Written problem —
Of all the lines in the records below, how many hold the word "this"? Give the number alone.

Information shown —
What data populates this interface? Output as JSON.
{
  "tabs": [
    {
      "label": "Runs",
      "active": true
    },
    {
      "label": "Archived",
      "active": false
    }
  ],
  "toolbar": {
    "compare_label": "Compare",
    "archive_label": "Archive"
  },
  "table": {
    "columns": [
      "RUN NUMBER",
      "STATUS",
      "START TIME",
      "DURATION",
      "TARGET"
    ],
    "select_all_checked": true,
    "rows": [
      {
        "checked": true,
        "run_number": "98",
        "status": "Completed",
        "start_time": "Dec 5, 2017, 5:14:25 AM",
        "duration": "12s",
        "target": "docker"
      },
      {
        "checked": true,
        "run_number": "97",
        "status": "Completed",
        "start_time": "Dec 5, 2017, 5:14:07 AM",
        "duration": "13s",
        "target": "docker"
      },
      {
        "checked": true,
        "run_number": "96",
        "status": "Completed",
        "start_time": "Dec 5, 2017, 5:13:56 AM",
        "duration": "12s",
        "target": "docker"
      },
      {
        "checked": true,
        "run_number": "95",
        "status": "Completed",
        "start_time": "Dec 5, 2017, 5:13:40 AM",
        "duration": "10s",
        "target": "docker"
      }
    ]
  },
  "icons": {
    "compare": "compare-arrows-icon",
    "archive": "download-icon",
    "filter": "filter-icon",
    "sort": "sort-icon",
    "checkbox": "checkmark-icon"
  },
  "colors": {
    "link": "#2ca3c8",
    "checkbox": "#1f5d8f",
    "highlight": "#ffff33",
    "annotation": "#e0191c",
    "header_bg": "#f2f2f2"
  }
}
...
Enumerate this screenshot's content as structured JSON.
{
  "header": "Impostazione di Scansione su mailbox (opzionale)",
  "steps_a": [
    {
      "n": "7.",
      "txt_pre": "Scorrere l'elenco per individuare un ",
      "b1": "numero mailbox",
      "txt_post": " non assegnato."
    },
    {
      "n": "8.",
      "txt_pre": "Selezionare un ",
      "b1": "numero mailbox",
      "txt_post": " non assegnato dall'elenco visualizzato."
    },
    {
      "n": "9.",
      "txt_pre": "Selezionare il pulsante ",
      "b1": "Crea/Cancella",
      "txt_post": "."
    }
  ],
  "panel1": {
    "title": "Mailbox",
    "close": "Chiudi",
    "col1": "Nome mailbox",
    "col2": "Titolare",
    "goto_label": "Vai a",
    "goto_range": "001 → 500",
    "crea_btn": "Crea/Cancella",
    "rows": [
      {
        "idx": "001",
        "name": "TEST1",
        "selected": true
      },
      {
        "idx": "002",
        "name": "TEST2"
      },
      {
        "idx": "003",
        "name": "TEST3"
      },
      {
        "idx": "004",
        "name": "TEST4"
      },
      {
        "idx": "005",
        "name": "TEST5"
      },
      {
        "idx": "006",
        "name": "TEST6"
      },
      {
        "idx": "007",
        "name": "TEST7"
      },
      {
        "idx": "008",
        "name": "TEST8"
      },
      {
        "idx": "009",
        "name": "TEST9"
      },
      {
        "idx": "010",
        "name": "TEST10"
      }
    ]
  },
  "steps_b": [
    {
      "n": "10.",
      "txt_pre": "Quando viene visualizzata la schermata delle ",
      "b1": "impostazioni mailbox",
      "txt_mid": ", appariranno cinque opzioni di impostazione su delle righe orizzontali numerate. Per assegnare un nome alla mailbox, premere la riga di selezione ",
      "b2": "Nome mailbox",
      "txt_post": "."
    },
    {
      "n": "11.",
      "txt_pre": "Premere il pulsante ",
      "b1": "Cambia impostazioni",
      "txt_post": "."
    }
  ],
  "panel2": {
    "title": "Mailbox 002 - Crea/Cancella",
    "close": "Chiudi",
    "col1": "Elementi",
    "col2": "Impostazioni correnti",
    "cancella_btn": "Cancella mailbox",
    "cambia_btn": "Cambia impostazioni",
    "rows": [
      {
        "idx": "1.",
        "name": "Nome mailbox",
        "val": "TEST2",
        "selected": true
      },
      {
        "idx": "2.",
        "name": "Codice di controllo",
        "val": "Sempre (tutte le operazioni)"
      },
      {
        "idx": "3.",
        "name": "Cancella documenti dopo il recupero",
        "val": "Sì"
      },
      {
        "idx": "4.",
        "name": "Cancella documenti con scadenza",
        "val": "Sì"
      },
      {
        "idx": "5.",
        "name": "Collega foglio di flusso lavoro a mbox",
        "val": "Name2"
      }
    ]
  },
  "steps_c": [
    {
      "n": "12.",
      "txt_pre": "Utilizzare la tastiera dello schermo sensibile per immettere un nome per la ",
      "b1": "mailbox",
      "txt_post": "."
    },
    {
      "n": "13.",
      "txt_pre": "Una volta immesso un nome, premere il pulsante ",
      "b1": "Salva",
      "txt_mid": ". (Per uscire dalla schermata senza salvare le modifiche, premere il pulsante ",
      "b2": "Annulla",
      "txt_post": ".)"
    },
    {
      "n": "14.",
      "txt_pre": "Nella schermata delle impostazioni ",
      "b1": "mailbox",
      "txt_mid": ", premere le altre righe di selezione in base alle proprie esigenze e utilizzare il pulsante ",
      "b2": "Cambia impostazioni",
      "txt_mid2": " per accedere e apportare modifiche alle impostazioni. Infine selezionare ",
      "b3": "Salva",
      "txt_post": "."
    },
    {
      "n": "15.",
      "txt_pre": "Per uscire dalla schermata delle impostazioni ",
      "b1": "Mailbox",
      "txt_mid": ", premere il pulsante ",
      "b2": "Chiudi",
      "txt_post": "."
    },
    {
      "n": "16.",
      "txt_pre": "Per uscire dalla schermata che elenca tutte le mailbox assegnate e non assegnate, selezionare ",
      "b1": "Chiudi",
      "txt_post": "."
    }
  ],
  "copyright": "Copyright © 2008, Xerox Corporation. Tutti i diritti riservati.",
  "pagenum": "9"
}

Answer to the problem —
2